THE PROBLEM: Only the lines holding the string "ΠΑΣΕΣ" are needed. Copy each one.
** Start of DATASET EXTRACT **
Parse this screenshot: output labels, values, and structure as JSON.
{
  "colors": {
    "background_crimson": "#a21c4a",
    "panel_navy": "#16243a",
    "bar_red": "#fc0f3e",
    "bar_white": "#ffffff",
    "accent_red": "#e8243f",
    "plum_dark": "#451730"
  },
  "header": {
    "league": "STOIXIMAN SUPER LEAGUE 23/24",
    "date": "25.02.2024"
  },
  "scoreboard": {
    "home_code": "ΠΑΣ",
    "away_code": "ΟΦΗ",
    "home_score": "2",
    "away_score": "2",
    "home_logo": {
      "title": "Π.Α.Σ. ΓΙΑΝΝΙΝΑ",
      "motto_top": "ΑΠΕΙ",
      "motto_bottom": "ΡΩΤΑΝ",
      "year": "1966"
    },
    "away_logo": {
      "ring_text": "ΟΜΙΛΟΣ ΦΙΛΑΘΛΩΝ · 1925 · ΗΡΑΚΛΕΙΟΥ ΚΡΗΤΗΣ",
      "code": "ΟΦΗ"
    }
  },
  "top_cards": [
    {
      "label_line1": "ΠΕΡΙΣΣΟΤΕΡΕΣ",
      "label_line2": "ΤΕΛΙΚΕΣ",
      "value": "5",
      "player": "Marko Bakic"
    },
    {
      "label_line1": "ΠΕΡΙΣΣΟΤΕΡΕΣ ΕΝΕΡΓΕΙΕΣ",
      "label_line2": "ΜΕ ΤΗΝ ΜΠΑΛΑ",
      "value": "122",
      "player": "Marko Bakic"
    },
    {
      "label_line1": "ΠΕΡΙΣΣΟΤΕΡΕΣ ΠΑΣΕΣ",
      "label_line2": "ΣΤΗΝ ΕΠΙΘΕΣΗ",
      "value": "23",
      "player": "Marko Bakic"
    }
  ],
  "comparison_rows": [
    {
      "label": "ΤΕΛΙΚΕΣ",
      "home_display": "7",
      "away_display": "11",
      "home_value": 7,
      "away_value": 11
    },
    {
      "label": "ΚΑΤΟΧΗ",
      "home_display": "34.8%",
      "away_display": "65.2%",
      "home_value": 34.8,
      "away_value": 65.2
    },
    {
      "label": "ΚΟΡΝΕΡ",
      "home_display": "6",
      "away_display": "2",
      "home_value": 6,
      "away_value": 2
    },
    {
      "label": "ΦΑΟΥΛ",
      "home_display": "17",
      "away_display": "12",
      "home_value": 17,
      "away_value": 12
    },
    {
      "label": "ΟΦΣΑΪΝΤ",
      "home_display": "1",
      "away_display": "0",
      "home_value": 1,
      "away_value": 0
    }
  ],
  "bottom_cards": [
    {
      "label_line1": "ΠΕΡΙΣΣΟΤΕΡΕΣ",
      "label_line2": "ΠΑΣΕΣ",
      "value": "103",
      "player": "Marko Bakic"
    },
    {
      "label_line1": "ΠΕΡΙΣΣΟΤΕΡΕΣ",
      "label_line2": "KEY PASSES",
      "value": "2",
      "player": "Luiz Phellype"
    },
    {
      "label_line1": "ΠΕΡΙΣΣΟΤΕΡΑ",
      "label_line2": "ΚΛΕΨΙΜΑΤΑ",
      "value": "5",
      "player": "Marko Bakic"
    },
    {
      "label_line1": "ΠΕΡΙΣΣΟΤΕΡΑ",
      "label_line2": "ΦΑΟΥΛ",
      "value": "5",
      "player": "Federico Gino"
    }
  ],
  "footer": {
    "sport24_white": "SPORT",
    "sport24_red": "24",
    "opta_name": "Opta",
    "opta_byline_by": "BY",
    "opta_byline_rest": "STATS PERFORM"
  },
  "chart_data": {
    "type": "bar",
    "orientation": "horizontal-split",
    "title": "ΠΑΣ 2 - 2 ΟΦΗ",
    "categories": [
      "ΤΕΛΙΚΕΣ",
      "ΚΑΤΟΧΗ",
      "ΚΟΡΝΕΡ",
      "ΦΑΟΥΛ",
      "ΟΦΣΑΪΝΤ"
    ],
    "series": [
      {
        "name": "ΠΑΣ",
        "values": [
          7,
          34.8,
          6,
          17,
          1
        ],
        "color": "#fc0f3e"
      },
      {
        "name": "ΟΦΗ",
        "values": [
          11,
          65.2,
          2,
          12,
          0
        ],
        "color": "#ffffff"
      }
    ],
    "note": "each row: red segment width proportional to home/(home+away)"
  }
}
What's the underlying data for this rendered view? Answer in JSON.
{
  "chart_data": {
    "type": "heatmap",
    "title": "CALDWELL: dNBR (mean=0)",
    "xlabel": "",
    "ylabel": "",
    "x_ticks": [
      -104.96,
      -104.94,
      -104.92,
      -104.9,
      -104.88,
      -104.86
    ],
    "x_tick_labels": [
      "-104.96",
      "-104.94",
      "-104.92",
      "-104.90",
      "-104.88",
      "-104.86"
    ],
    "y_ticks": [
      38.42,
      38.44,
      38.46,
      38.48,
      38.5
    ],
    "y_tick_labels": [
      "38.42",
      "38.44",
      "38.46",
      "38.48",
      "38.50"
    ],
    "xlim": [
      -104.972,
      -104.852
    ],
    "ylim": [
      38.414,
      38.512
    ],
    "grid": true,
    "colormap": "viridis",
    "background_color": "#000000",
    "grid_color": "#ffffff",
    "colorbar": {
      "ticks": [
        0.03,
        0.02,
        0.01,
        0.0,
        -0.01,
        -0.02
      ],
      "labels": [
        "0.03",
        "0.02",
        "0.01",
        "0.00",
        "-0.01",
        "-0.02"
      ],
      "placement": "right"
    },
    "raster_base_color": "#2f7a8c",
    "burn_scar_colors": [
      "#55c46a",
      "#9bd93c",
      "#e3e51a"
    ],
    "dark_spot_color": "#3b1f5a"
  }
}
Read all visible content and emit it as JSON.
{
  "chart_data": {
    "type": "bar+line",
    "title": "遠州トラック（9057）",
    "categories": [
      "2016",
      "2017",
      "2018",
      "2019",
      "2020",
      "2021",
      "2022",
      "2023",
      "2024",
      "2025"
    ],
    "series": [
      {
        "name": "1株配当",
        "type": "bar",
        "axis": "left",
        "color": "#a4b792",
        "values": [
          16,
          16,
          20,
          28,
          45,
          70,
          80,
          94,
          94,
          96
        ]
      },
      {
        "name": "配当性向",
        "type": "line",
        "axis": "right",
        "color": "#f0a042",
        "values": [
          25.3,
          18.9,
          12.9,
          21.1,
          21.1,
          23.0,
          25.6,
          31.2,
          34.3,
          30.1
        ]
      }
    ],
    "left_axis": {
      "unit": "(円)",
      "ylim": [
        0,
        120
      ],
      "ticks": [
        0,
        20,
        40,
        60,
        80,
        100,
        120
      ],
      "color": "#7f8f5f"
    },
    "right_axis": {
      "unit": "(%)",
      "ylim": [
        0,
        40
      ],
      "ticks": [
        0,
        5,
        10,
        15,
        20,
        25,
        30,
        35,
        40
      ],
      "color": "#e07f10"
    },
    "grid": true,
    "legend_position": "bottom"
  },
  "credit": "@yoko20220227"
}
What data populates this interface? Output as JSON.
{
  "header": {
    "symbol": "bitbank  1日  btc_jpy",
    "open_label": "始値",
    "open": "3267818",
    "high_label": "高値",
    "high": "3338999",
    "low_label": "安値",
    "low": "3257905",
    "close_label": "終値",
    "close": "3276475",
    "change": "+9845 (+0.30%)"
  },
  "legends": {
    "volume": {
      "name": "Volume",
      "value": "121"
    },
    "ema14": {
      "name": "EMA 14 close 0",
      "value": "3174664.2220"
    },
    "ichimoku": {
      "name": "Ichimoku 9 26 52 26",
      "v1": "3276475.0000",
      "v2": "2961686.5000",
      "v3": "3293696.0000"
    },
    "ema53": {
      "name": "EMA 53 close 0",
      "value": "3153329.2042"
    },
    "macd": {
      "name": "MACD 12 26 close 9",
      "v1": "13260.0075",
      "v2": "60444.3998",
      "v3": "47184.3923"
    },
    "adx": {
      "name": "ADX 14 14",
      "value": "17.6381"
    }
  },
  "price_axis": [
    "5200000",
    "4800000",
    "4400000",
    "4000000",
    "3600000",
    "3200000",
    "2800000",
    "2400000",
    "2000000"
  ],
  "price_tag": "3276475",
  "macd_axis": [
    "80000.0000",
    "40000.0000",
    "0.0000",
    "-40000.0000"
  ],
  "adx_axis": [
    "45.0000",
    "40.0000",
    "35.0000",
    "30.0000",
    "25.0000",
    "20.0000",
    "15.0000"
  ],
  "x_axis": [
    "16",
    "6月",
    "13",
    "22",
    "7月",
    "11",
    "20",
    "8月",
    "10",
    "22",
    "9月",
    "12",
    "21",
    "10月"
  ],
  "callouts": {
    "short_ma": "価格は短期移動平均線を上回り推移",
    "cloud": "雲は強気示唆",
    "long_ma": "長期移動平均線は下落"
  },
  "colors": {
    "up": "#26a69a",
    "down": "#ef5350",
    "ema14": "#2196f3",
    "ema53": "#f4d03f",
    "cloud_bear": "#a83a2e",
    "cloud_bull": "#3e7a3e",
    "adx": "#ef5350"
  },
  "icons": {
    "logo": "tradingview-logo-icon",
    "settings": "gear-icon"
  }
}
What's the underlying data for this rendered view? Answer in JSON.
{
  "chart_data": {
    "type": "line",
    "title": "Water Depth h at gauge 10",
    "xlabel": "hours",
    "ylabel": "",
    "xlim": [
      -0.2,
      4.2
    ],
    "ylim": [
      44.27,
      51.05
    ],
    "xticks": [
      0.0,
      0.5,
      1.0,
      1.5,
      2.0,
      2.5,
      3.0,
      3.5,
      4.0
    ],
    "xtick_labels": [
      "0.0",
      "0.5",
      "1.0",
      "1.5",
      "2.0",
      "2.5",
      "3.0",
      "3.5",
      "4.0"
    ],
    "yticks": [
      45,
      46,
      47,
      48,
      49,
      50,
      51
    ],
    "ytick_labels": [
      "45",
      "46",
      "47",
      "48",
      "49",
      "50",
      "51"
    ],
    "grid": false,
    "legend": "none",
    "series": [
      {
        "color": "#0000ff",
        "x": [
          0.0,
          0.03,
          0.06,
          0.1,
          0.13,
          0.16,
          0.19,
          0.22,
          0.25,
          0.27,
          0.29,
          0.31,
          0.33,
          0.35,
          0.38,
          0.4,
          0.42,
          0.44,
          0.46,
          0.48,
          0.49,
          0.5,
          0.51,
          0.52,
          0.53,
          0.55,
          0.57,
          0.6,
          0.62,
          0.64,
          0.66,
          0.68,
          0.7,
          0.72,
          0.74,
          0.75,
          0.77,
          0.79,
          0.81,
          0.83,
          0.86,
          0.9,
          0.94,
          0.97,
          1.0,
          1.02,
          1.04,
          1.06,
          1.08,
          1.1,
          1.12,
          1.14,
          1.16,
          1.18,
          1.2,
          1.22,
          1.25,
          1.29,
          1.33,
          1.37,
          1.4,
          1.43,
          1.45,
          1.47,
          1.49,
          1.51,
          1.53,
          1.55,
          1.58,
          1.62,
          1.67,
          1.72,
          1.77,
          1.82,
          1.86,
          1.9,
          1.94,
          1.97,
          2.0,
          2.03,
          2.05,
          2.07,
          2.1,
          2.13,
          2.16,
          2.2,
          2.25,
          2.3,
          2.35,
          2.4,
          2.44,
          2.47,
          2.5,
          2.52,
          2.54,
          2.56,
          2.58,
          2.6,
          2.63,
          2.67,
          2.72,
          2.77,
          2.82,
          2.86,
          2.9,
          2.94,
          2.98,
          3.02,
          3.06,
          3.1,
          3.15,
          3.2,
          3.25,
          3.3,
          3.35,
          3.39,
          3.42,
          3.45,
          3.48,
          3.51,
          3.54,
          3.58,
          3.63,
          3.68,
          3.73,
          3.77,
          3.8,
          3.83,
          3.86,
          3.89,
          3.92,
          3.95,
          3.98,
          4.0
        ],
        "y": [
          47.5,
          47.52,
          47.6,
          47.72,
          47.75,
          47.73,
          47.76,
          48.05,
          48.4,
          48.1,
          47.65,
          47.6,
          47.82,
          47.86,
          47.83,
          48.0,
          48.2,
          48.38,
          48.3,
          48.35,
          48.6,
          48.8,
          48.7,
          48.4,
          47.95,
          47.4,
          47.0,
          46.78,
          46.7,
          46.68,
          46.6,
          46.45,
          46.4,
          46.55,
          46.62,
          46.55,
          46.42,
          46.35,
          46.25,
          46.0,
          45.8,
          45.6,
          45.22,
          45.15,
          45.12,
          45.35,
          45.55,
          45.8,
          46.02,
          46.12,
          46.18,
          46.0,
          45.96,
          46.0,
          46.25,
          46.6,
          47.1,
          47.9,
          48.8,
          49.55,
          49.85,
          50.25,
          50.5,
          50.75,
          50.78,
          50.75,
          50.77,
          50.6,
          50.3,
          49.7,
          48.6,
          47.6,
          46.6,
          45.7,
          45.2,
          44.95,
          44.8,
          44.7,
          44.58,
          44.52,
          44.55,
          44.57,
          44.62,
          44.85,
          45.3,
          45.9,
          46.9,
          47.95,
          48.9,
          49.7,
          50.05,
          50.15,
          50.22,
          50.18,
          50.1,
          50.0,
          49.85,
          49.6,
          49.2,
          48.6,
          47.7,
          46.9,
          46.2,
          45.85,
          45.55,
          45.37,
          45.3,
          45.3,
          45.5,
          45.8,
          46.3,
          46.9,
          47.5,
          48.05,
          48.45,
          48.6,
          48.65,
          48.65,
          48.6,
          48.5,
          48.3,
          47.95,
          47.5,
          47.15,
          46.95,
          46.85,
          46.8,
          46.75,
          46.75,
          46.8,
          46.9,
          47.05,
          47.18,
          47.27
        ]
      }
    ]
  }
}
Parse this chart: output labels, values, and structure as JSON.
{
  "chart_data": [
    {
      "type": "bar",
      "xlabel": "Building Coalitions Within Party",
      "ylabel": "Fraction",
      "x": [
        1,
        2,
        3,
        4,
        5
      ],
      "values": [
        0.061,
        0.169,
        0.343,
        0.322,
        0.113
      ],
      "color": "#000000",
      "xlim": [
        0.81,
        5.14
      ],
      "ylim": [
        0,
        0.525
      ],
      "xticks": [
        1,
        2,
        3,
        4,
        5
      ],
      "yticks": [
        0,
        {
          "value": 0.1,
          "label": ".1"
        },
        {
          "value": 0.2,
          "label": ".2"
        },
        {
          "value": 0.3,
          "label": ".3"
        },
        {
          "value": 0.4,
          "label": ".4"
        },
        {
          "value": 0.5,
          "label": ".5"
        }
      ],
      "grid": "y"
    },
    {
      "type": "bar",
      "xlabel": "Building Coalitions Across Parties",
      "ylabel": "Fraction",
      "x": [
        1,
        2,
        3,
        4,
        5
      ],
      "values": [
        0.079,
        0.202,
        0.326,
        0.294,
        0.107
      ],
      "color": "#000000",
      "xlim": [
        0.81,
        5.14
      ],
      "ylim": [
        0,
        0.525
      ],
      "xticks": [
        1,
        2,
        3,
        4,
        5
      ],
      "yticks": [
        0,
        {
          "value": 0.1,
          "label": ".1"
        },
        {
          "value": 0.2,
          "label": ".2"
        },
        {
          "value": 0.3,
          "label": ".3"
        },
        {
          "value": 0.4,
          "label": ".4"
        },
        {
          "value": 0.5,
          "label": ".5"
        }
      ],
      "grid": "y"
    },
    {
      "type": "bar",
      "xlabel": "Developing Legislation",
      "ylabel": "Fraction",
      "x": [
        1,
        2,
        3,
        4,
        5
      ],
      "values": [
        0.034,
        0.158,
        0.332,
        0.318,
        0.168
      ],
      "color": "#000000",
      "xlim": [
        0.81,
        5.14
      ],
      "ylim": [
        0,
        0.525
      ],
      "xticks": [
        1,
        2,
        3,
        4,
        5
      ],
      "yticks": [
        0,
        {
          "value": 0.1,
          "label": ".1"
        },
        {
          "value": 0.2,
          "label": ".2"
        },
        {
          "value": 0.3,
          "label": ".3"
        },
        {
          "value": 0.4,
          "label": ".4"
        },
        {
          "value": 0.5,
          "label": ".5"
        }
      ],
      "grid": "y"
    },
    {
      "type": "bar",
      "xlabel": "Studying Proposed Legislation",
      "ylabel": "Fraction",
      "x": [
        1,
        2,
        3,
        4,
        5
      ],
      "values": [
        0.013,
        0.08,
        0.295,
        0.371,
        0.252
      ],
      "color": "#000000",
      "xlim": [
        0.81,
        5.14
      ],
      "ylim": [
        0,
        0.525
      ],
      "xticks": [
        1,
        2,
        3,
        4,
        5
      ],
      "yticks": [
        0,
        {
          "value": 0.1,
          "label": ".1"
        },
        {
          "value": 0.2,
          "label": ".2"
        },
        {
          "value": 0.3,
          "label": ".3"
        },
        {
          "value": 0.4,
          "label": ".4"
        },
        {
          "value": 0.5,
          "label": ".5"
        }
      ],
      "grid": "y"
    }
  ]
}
** End of DATASET EXTRACT **
CORRECT OUTPUT:
      "label_line1": "ΠΕΡΙΣΣΟΤΕΡΕΣ ΠΑΣΕΣ",
      "label_line2": "ΠΑΣΕΣ",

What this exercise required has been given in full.